**Collection entries**
################
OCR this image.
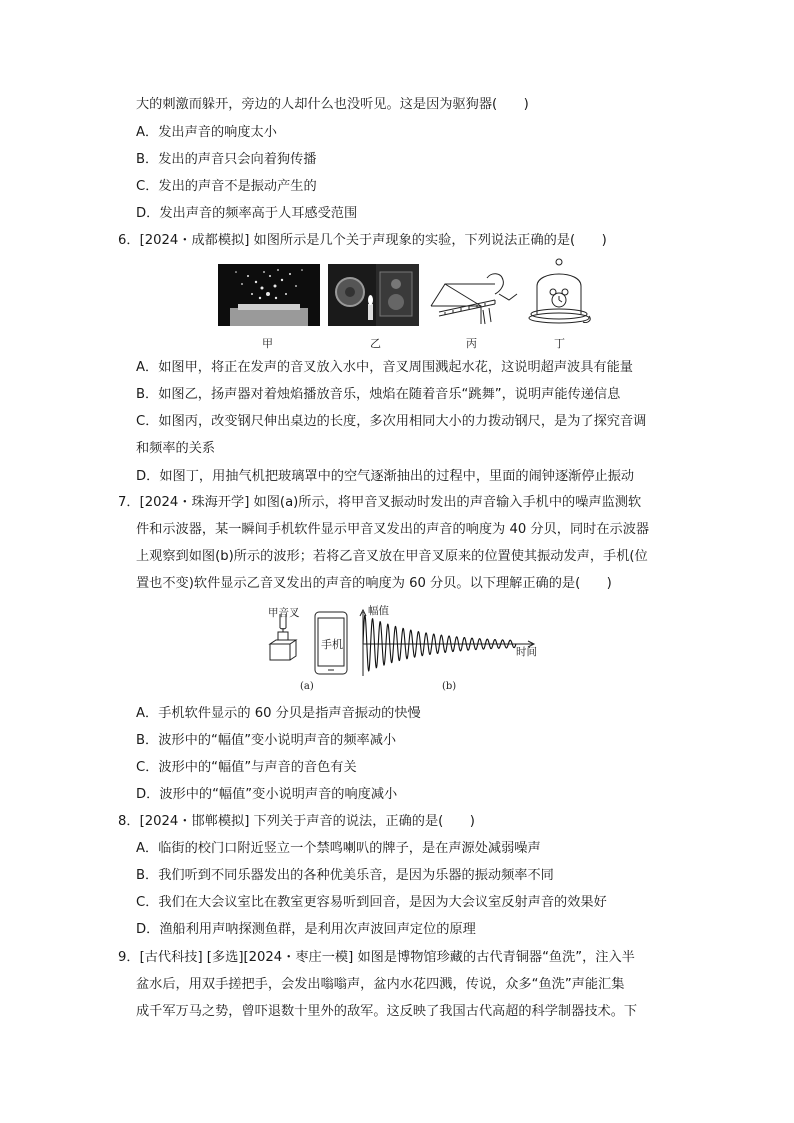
大的刺激而躲开，旁边的人却什么也没听见。这是因为驱狗器(　　)
A．发出声音的响度太小
B．发出的声音只会向着狗传播
C．发出的声音不是振动产生的
D．发出声音的频率高于人耳感受范围
6．[2024・成都模拟] 如图所示是几个关于声现象的实验，下列说法正确的是(　　)
甲	乙	丙	丁
A．如图甲，将正在发声的音叉放入水中，音叉周围溅起水花，这说明超声波具有能量
B．如图乙，扬声器对着烛焰播放音乐，烛焰在随着音乐“跳舞”，说明声能传递信息
C．如图丙，改变钢尺伸出桌边的长度，多次用相同大小的力拨动钢尺，是为了探究音调
和频率的关系
D．如图丁，用抽气机把玻璃罩中的空气逐渐抽出的过程中，里面的闹钟逐渐停止振动
7．[2024・珠海开学] 如图(a)所示，将甲音叉振动时发出的声音输入手机中的噪声监测软
件和示波器，某一瞬间手机软件显示甲音叉发出的声音的响度为 40 分贝，同时在示波器
上观察到如图(b)所示的波形；若将乙音叉放在甲音叉原来的位置使其振动发声，手机(位
置也不变)软件显示乙音叉发出的声音的响度为 60 分贝。以下理解正确的是(　　)
甲音叉
手机
幅值
时间
(a)	(b)
A．手机软件显示的 60 分贝是指声音振动的快慢
B．波形中的“幅值”变小说明声音的频率减小
C．波形中的“幅值”与声音的音色有关
D．波形中的“幅值”变小说明声音的响度减小
8．[2024・邯郸模拟] 下列关于声音的说法，正确的是(　　)
A．临街的校门口附近竖立一个禁鸣喇叭的牌子，是在声源处减弱噪声
B．我们听到不同乐器发出的各种优美乐音，是因为乐器的振动频率不同
C．我们在大会议室比在教室更容易听到回音，是因为大会议室反射声音的效果好
D．渔船利用声呐探测鱼群，是利用次声波回声定位的原理
9．[古代科技] [多选][2024・枣庄一模] 如图是博物馆珍藏的古代青铜器“鱼洗”，注入半
盆水后，用双手搓把手，会发出嗡嗡声，盆内水花四溅，传说，众多“鱼洗”声能汇集
成千军万马之势，曾吓退数十里外的敌军。这反映了我国古代高超的科学制器技术。下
################
**TASK TO CARRY OUT**
Show every line of the records above that contains the word "波形中的".

**THE COMPLETED TASK**
B．波形中的“幅值”变小说明声音的频率减小
C．波形中的“幅值”与声音的音色有关
D．波形中的“幅值”变小说明声音的响度减小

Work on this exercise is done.